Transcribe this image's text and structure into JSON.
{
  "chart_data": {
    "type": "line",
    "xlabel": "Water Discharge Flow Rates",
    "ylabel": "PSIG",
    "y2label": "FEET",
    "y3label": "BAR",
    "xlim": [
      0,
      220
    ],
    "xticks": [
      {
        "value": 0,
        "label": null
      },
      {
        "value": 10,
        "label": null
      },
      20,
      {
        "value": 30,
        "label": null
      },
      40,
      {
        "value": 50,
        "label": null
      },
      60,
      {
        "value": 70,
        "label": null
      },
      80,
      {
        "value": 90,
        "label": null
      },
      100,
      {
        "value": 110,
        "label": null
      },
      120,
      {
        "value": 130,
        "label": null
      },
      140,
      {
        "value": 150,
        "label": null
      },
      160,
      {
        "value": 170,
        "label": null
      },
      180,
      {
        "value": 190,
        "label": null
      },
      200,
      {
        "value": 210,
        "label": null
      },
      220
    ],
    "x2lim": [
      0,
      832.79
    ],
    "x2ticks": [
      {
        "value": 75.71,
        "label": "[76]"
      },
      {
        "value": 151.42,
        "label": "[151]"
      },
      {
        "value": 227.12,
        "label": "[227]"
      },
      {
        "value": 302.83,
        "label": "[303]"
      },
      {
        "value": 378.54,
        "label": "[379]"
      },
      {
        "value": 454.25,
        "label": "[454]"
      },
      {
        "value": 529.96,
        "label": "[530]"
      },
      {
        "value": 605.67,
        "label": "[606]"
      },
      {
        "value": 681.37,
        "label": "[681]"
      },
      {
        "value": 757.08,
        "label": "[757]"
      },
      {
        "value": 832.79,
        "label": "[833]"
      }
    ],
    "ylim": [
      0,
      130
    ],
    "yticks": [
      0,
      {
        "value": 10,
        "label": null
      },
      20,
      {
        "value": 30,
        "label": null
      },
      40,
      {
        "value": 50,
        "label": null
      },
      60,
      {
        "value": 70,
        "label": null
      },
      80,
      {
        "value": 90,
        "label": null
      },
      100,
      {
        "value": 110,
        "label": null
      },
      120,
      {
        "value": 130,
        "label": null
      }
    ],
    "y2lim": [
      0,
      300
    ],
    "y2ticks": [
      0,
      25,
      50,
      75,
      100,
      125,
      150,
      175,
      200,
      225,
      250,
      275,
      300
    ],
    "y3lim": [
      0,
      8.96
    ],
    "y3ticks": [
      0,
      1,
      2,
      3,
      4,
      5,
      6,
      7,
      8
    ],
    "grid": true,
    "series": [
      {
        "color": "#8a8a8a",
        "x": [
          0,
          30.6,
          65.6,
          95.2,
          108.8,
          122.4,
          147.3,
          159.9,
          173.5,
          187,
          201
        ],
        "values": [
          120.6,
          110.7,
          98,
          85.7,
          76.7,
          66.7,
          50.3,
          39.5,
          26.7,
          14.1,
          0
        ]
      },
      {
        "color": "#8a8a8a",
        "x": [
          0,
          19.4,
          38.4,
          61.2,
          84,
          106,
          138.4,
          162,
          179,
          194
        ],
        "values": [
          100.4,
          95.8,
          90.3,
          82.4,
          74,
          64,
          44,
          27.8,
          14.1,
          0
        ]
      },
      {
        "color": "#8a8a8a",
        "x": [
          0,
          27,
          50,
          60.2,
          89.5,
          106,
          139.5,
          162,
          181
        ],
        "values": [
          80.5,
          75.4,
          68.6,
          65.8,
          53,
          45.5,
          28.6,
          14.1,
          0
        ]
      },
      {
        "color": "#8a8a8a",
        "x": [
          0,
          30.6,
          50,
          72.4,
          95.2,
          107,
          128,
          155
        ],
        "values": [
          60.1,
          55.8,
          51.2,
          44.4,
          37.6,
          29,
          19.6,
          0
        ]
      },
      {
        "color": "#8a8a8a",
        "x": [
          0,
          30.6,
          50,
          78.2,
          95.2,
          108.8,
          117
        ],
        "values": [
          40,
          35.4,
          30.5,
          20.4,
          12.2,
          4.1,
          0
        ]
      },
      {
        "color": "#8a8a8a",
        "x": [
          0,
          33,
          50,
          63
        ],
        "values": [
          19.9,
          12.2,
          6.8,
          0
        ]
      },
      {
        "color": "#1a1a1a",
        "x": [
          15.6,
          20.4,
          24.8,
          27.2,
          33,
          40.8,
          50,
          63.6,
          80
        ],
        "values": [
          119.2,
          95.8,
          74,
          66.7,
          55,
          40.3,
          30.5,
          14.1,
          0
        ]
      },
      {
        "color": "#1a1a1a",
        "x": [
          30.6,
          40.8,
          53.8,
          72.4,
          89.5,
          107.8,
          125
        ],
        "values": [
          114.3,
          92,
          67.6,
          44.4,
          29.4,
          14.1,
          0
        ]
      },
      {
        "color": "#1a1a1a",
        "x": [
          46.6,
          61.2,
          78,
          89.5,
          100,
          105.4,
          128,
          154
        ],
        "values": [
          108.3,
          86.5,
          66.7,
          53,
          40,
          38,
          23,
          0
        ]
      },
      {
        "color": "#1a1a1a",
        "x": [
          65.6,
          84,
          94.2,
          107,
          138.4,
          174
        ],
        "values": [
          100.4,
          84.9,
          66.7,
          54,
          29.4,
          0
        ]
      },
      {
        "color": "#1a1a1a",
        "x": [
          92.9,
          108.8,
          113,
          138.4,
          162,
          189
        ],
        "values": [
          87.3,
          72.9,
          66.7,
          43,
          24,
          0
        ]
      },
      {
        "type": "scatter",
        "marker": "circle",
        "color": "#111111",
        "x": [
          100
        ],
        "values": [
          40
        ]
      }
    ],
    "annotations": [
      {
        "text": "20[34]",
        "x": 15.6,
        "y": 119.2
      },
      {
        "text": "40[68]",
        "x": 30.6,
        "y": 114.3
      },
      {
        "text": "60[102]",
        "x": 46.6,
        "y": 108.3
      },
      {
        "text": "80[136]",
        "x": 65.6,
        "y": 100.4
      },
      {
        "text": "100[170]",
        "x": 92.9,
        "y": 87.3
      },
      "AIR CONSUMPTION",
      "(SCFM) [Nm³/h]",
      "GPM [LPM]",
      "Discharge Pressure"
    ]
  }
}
---
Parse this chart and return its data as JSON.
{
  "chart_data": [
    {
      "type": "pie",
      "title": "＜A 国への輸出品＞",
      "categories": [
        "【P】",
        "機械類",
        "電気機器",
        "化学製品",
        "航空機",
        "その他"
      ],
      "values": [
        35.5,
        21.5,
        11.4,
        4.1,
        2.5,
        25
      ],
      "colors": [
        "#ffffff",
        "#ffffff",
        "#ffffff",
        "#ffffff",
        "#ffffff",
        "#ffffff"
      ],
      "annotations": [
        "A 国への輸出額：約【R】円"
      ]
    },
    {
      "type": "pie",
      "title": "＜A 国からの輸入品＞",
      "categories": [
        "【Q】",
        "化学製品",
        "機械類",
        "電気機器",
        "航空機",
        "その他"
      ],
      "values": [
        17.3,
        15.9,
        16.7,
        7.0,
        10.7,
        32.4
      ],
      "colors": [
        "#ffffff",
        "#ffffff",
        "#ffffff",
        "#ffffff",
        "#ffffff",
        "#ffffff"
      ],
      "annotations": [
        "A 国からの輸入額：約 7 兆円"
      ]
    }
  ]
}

# Instruction
Show the lines of the data that hold the word "Discharge".

# Expected output
    "xlabel": "Water Discharge Flow Rates",
      "Discharge Pressure"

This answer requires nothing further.